### [EXERCISE AIM]
Return only this: the line with "Convert this document image to plain text." and all the lines that follow it below, through the final one, exactly as they are.

Records contained in a dataset:
────────────────────

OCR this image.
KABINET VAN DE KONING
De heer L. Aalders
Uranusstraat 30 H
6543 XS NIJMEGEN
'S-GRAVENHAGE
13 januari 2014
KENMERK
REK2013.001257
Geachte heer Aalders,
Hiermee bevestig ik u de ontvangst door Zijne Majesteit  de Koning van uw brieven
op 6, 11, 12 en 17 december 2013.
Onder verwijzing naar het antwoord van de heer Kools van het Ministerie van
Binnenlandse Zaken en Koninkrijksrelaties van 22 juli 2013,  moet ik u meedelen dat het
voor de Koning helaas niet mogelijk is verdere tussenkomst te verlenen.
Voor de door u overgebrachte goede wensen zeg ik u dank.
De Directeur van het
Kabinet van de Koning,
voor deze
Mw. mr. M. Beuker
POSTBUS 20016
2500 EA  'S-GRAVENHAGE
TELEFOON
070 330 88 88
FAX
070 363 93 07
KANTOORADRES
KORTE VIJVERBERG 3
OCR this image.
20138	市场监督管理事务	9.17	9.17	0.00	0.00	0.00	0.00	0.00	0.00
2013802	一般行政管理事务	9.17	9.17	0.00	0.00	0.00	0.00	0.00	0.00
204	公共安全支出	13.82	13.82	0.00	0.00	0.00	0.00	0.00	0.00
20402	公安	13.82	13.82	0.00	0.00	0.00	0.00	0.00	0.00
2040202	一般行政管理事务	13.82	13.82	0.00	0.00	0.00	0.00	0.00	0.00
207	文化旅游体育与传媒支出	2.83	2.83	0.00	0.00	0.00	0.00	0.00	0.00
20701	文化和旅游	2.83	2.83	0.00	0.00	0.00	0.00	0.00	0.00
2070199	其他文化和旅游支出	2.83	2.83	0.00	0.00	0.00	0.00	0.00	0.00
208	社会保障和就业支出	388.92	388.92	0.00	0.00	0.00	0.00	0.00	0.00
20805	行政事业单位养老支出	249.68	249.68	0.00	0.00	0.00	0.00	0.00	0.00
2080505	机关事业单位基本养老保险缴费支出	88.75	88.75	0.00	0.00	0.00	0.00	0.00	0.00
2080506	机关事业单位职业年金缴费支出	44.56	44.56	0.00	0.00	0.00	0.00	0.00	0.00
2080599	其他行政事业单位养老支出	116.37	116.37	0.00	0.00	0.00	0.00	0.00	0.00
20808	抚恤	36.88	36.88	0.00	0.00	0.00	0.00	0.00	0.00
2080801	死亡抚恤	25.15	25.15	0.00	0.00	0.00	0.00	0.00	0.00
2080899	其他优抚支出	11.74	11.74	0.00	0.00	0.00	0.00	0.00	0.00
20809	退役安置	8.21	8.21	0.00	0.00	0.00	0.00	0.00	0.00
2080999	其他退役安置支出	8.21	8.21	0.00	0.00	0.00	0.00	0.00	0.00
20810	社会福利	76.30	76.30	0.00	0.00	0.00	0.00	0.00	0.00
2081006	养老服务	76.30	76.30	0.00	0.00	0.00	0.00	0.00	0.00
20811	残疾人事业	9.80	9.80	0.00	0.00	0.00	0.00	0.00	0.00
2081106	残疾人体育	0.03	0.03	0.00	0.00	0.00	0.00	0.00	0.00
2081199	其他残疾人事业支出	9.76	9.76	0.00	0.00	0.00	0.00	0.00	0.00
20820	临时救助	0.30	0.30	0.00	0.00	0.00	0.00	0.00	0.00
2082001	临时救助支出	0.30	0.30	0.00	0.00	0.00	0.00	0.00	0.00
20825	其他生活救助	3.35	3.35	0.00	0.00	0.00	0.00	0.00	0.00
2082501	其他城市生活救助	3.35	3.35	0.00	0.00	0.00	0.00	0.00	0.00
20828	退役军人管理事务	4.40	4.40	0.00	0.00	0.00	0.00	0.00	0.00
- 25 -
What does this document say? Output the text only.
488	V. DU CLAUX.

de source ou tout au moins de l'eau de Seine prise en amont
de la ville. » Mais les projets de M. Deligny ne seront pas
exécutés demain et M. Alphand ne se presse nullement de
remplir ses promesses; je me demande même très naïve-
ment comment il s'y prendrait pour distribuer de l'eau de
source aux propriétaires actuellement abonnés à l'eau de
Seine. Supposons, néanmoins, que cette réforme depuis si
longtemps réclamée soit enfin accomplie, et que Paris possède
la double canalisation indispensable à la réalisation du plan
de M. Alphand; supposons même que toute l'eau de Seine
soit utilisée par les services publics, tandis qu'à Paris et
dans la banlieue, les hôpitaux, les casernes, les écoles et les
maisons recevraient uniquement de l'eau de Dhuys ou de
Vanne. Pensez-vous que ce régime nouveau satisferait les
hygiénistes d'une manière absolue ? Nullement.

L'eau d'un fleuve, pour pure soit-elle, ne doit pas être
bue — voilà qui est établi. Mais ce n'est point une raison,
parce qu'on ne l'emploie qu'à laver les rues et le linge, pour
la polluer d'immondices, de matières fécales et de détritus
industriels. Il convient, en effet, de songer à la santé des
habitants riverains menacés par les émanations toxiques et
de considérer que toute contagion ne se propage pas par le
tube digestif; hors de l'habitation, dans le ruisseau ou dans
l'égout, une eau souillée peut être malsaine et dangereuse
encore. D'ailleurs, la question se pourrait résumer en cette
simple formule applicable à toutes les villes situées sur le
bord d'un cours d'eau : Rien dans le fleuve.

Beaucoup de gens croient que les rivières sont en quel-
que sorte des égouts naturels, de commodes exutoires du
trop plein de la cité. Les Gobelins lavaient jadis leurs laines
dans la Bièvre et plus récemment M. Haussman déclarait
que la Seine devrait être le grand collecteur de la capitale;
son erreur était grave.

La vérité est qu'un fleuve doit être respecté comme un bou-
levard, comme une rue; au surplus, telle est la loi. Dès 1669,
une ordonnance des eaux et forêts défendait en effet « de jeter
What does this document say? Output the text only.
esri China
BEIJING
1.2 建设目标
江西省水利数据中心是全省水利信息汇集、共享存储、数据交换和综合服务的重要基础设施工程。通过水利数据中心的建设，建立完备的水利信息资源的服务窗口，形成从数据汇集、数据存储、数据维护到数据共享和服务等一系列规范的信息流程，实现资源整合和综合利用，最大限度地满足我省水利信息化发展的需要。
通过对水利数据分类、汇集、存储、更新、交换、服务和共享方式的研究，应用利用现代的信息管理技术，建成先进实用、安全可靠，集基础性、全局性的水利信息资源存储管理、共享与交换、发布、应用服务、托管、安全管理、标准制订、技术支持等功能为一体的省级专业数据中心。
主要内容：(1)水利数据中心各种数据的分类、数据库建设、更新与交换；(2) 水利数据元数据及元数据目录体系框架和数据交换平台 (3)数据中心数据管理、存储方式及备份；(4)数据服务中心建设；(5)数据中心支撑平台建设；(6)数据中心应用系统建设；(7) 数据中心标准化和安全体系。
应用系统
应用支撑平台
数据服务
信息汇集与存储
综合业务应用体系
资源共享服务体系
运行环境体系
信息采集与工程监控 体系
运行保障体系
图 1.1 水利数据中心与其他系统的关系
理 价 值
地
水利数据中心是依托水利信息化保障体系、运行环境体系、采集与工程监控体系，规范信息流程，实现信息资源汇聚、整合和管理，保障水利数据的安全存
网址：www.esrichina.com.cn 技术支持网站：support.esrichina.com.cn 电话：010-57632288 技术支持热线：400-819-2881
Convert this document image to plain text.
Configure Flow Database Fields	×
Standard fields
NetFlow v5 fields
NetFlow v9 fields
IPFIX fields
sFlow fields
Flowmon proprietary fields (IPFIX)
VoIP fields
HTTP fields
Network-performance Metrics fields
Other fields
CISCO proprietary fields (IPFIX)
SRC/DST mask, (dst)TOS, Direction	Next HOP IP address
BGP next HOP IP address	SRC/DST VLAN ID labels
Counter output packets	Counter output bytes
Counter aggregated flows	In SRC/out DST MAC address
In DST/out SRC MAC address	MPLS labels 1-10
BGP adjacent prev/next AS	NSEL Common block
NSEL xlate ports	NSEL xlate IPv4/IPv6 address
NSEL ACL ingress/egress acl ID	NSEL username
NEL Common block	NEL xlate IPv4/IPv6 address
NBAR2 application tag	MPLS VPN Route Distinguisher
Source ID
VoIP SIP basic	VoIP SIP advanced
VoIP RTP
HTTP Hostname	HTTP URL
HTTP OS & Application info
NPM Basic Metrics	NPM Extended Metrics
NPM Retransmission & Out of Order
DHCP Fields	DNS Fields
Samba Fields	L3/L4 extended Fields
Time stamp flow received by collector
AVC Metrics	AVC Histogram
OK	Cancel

────────────────────

### [TASK RESULT]
Convert this document image to plain text.
Configure Flow Database Fields	×
Standard fields
NetFlow v5 fields
NetFlow v9 fields
IPFIX fields
sFlow fields
Flowmon proprietary fields (IPFIX)
VoIP fields
HTTP fields
Network-performance Metrics fields
Other fields
CISCO proprietary fields (IPFIX)
SRC/DST mask, (dst)TOS, Direction	Next HOP IP address
BGP next HOP IP address	SRC/DST VLAN ID labels
Counter output packets	Counter output bytes
Counter aggregated flows	In SRC/out DST MAC address
In DST/out SRC MAC address	MPLS labels 1-10
BGP adjacent prev/next AS	NSEL Common block
NSEL xlate ports	NSEL xlate IPv4/IPv6 address
NSEL ACL ingress/egress acl ID	NSEL username
NEL Common block	NEL xlate IPv4/IPv6 address
NBAR2 application tag	MPLS VPN Route Distinguisher
Source ID
VoIP SIP basic	VoIP SIP advanced
VoIP RTP
HTTP Hostname	HTTP URL
HTTP OS & Application info
NPM Basic Metrics	NPM Extended Metrics
NPM Retransmission & Out of Order
DHCP Fields	DNS Fields
Samba Fields	L3/L4 extended Fields
Time stamp flow received by collector
AVC Metrics	AVC Histogram
OK	Cancel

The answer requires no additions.